* **Aangeleverde tekst**:
■ ■ ■ ■ ■ ■ ■

ECLI:NL:RBAMS:2010:BM6281

Rechtbank Amsterdam

Datum uitspraak
7 mei 2010
Publicatiedatum
5 april 2013
Zaaknummer
13/497445-08 RK nummer: 08/5287
Instantie
Rechtbank Amsterdam
Type
Uitspraak
Rechtsgebied
Strafrecht
Procedures
  • Eerste aanleg - meervoudig
Vindplaatsen
  • Rechtspraak.nl
AI samenvatting door LexboostAutomatisch gegenereerd

Overlevering van een opgeëiste persoon aan Griekenland

In deze zaak heeft de Rechtbank Amsterdam op 7 mei 2010 uitspraak gedaan over de vordering tot overlevering van een opgeëiste persoon aan Griekenland. De vordering was ingediend door de officier van justitie en betreft een Europees aanhoudingsbevel (EAB) dat op 30 april 2008 door de Substituut officier van justitie bij het Parket van het Hof van Beroep van Piraeus was uitgevaardigd. De rechtbank heeft de zaak behandeld op verschillende openbare zittingen, waarbij de opgeëiste persoon, zijn raadsman en de officier van justitie aanwezig waren. De rechtbank heeft vastgesteld dat er geen sprake is van rechtsmacht ten aanzien van de feiten waarvoor de overlevering wordt verzocht. De raadsman heeft betoogd dat het stellen van de rechtsmachteis discriminatoir is, maar de rechtbank heeft deze stelling verworpen. Volgens vaste rechtspraak rechtvaardigt het voorkomen van straffeloosheid het maken van onderscheid naar nationaliteit. De rechtbank heeft ook overwogen dat er geen aanleiding is voor het stellen van prejudiciële vragen, aangezien de relevante jurisprudentie inmiddels duidelijkheid heeft verschaft over de rechtsmachtvereisten. De rechtbank heeft geconcludeerd dat aan alle eisen van de Overleveringswet is voldaan en heeft de overlevering toegestaan. De uitspraak is gedaan door een meervoudige kamer, onder leiding van voorzitter mr. A.R.P.J. Davids, en is openbaar uitgesproken.

■ ■ ■ ■ ■ ■ ■

* **Opdracht**: Licht op basis van de samenvatting toe waarom de rechtbank het betoog van de raadsman over de rechtsmachteis heeft verworpen. Gebruik hiervoor één tot drie zinnen.

* **Brongegevens**:
■ ■ ■ ■ ■ ■ ■

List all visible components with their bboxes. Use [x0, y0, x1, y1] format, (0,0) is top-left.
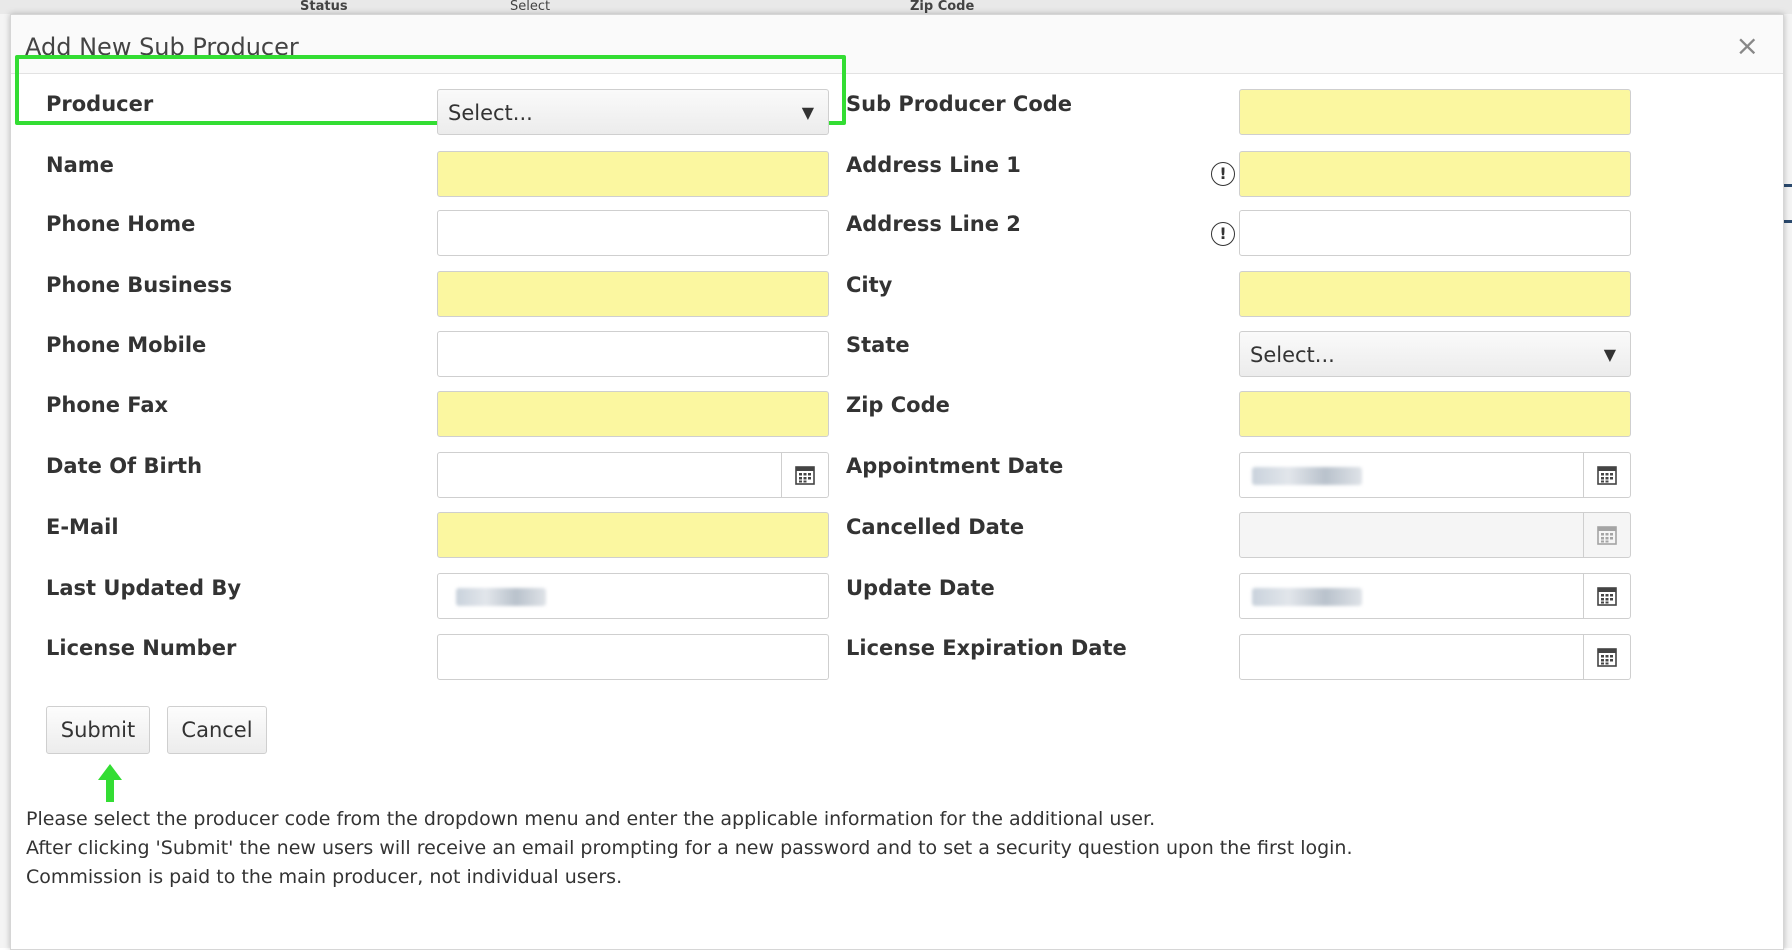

■ ■ ■ ■ ■ ■ ■

* **Uitwerking**: De raadsman betoogde dat het stellen van de rechtsmachteis discriminatoir is. De rechtbank verwierp die stelling, omdat volgens vaste rechtspraak het voorkomen van straffeloosheid het maken van onderscheid naar nationaliteit rechtvaardigt.